## BRANO ESTRATTO:
----------
L’Ufficio parlamentare di bilancio ha rilevato un notevole incremento della spesa e criteri meno severi per l’ammissione alle clausole di salvaguardia dei lavoratori lasciati nel limbo dalla riforma Fornero.
All’inizio c’erano gli esodati veri. Erano persone drammaticamente rimaste senza stipendio e senza pensione dopo la riforma Fornero delle pensioni, adottata in tutta fretta dal governo Monti. Poi, in mandate successive, sotto quell’etichetta si sono fatti rientrare tanti che non erano altrettanto nei guai.
La conseguenza è che il 13% dei risparmi di spesa previsti dalla legge Fornero sono stati cancellati, creando nel contempo disuguaglianze nuove tra chi è stato soccorso e chi no. Lo documenta uno studio dell’Ufficio parlamentare di bilancio, l’organismo che dal 2014 verifica il rispetto delle regole di finanza pubblica.
Secondo l’Upb, presieduto dall’economista Giuseppe Pisauro, «i primi interventi di salvaguardia potevano apparire come necessari perfezionamenti di una riforma adottata in via d’urgenza per fronteggiare una situazione di emergenza economica». Poi «le successive salvaguardie, che non solo hanno reso più laschi i requisiti richiesti per accedere agli esoneri per le categorie inizialmente previste ma hanno progressivamente incluso categorie di esodati del tutto nuove, hanno invece rivelato incertezza nel definire chi considerare meritevole di tutela e difficoltà nel reperire dati affidabili per perimetrare le platee dei possibili beneficiari».
----------
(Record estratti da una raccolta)
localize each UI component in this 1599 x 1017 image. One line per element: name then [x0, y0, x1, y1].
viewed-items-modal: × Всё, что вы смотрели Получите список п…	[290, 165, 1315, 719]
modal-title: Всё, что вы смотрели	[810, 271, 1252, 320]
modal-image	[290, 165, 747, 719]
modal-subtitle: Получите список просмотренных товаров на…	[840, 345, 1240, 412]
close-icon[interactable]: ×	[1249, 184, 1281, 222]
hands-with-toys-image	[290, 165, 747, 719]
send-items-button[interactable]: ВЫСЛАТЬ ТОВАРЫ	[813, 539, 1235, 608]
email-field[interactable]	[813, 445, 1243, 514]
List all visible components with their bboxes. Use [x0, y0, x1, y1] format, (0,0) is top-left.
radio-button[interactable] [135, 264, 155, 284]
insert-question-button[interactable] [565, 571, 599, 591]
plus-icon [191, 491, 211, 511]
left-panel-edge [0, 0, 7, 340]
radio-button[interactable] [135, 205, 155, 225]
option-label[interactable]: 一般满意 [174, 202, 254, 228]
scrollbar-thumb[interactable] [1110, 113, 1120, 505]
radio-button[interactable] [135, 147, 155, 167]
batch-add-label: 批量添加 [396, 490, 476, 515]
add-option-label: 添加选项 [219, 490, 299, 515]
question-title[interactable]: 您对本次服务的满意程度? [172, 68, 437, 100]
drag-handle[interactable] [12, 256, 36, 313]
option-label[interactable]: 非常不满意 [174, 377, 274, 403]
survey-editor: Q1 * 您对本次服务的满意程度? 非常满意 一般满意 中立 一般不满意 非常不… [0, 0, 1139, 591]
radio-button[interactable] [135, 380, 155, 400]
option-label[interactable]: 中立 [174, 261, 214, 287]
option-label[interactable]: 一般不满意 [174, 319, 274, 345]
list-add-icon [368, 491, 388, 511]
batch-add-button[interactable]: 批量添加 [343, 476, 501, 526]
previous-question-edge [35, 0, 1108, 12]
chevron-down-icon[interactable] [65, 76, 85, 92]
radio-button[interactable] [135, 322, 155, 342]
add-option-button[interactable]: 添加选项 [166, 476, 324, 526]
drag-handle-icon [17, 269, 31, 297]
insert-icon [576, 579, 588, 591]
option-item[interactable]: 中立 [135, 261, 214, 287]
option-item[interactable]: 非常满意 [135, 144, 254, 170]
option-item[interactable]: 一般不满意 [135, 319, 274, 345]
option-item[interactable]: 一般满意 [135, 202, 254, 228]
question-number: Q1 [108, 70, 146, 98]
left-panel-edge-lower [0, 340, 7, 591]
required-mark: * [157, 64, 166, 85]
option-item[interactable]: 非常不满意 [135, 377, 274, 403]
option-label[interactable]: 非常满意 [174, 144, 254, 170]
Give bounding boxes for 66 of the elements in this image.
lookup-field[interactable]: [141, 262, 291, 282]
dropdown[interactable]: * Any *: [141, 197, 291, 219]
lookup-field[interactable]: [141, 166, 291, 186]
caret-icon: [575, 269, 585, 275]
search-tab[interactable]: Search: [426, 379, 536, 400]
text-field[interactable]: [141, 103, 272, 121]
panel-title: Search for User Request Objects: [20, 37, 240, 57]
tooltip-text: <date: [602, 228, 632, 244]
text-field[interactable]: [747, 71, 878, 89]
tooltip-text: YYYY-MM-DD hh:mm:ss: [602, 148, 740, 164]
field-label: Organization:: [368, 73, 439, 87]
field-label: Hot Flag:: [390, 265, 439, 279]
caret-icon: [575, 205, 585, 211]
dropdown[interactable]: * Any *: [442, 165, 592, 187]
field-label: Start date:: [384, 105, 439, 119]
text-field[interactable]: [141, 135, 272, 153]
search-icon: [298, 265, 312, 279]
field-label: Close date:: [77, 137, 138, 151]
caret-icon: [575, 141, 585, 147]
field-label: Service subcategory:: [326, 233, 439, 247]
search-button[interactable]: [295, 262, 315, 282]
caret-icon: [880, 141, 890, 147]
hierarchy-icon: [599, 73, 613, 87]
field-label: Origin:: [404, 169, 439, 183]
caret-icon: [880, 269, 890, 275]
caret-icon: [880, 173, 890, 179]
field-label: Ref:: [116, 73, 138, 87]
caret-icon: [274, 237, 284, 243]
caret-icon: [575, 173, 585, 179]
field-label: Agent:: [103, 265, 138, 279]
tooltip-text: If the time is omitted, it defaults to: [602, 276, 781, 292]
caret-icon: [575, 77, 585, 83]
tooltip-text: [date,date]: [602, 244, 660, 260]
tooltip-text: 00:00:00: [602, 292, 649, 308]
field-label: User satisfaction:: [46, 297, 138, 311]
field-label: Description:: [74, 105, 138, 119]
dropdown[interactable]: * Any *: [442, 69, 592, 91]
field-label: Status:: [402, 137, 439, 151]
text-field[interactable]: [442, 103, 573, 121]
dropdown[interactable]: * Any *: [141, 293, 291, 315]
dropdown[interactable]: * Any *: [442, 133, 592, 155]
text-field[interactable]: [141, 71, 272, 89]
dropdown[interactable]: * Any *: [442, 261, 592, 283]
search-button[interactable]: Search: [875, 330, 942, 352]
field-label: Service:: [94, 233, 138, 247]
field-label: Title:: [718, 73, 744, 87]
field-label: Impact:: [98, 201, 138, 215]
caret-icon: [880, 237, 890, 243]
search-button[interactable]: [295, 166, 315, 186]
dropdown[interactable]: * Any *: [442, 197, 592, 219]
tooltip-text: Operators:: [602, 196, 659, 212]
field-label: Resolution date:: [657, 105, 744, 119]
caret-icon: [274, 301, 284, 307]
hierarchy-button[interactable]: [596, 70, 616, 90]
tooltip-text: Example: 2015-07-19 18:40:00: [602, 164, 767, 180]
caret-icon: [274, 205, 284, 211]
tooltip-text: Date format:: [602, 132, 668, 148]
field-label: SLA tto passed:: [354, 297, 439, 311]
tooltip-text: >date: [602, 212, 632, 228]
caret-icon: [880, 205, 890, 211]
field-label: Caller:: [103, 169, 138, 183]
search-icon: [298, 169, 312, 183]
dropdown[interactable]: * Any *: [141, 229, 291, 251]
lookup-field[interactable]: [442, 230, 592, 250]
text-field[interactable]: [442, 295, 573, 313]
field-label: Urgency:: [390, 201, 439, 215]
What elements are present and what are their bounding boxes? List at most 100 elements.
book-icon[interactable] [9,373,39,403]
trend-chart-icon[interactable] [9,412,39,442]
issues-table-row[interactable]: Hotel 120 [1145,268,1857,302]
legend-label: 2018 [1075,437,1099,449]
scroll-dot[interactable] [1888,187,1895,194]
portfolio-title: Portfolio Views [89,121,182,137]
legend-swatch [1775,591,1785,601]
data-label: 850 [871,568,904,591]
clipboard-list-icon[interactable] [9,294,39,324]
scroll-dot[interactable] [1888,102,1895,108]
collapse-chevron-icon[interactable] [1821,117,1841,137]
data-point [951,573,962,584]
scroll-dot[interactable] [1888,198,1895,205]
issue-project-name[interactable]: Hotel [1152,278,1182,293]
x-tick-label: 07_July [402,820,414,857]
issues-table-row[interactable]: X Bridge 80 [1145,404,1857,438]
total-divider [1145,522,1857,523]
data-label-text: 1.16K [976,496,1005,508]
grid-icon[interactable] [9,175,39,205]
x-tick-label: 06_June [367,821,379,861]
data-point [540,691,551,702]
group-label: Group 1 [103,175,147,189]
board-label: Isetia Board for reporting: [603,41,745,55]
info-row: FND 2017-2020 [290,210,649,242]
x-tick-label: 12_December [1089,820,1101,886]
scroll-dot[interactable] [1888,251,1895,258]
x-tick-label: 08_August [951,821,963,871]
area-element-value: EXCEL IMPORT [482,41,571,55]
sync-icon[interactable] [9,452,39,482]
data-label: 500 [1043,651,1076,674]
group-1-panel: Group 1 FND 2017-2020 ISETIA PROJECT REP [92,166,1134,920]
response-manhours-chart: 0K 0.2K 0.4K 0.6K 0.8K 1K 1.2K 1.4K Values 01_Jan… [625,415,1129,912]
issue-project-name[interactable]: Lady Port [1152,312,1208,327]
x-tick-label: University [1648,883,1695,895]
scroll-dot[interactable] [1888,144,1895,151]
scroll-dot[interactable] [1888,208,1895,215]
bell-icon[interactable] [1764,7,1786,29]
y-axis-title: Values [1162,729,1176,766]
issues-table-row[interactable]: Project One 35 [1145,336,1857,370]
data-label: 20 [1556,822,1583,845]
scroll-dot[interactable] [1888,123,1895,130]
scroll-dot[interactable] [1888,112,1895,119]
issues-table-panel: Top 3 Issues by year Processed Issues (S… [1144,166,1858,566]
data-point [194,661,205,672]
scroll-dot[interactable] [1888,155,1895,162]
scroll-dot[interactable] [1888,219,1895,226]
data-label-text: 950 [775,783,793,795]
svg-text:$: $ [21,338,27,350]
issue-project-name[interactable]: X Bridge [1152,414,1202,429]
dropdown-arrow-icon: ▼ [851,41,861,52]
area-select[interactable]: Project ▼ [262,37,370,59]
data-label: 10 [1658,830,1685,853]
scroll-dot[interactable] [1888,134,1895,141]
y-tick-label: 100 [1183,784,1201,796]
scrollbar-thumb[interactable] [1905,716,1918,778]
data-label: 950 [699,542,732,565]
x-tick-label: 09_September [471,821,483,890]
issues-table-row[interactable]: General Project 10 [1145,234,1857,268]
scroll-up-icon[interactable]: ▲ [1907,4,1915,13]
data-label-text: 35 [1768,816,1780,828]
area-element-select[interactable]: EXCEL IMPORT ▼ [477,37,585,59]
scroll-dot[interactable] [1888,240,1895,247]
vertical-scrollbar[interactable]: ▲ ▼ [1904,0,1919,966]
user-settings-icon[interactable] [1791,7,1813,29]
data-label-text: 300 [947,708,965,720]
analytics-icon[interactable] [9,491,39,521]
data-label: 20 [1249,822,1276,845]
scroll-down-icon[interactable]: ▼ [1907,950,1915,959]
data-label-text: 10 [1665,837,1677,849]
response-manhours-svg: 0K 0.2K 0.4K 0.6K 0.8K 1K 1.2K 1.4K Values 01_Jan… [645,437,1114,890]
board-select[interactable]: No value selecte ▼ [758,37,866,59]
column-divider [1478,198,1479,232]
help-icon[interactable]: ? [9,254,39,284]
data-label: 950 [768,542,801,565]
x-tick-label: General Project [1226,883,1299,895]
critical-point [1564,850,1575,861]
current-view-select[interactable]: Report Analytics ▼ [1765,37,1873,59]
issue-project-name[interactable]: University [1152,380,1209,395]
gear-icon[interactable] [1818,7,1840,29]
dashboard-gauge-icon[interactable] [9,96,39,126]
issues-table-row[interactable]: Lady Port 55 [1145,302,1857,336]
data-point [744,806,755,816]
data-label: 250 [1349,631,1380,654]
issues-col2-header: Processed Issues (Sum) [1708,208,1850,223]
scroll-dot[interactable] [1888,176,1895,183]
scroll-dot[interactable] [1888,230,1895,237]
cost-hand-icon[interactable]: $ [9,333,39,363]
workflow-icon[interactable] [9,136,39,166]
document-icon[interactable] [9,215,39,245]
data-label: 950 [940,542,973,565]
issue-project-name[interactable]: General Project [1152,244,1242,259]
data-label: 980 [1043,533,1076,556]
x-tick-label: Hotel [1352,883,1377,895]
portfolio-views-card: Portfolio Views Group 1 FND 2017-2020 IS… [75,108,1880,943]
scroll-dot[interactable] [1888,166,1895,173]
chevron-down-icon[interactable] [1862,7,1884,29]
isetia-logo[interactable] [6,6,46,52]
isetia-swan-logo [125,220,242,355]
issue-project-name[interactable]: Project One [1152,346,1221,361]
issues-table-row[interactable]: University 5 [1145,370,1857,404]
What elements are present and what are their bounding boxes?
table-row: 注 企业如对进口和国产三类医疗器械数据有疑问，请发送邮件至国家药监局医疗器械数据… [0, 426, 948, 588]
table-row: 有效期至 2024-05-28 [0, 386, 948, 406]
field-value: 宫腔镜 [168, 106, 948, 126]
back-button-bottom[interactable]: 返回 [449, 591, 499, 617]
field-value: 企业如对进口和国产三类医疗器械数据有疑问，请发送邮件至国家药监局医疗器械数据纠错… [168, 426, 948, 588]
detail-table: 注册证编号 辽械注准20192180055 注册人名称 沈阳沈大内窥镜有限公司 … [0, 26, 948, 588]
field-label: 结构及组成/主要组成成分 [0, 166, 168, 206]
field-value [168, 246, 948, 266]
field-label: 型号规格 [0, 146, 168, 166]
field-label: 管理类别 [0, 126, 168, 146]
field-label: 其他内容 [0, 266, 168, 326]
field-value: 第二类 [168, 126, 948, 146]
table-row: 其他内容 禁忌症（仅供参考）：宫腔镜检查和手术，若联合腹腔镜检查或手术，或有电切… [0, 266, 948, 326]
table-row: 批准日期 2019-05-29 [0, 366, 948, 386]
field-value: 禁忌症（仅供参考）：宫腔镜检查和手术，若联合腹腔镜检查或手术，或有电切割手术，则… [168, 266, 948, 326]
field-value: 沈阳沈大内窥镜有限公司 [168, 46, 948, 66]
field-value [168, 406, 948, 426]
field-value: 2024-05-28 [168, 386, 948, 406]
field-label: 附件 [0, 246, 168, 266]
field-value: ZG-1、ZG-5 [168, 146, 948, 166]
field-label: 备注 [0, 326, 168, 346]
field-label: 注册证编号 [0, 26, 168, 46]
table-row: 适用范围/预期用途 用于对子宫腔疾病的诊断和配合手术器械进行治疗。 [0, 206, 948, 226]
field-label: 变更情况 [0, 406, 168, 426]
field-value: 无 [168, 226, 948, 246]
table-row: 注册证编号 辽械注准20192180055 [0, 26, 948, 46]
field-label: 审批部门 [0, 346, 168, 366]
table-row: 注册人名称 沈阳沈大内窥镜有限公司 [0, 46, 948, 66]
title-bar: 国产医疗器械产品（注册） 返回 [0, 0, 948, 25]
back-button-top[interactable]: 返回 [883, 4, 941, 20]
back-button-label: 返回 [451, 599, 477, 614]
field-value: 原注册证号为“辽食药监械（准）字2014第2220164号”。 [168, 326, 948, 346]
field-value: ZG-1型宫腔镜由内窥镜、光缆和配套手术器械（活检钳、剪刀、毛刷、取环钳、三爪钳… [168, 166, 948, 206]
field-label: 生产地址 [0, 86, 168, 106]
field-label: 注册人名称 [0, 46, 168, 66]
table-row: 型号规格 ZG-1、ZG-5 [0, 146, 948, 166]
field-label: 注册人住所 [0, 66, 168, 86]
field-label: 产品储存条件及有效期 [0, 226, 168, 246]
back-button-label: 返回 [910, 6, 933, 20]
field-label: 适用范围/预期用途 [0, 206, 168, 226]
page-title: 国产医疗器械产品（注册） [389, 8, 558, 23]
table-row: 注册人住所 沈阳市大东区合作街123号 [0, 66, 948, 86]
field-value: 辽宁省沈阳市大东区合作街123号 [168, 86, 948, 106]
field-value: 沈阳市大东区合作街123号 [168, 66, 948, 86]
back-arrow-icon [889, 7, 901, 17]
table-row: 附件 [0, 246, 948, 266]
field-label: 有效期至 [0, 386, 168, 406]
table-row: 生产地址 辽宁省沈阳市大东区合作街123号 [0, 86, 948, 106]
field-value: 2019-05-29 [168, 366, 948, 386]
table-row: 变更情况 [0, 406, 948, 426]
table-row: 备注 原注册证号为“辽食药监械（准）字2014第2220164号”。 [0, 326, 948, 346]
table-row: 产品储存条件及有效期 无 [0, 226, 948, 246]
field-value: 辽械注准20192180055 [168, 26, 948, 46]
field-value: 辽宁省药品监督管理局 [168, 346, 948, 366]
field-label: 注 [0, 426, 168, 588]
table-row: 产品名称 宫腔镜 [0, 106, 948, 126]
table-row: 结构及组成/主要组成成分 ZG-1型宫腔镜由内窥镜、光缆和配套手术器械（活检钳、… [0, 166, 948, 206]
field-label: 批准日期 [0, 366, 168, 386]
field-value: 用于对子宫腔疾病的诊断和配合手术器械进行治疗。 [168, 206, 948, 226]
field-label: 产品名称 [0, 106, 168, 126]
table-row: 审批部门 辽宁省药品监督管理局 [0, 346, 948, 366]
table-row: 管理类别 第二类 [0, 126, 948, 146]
----------
## ISTRUZIONI ESERCIZIO:
Prosegui il brano sulle salvaguardie per gli esodati della riforma Fornero, riprendendo subito dopo l'ultima frase riportata.

## RISULTATO RICHIESTO:
Gli interventi successivi sono stati sette, l’ultimo nella legge di stabilità per il 2016. Il concetto di «esodati» è stato stiracchiato al massimo, sotto la spinta dei sindacati, delle imprese con dipendenti in eccesso, di gruppi di pressione vari. La spesa aggiuntiva ammonterà nel complesso a 11,4 miliardi di euro in 10 anni. Alla fine, si legge nel documento dell’Upb, si sono incluse persone «che avevano preso decisioni molti anni prima della riforma Fornero e che attendevano la decorrenza della pensione anche in tempi di molto successivi». Si sono impiegate risorse che forse sarebbero state più utili a migliorare la riforma dell’indennità di disoccupazione.
In totale sono rientrate nelle successive misure 196.000 persone, di cui 65.000 con il primo e più motivato provvedimento, 26.000 con le norme del dicembre scorso. I requisiti per ottenere il beneficio si sono fatti sempre più complicati. Ciò che sembra essersi perso per strada è un criterio omogeneo di equità su chi aiutare e per quali motivi. Si sono ammesse persone che all’entrata in vigore della Fornero un lavoro lo avevano, seppur precario; che lo avevano e poi erano state messe in cassa integrazione; o ancora dipendenti pubblici che avevano fatto domanda di esonero sempre in data successiva.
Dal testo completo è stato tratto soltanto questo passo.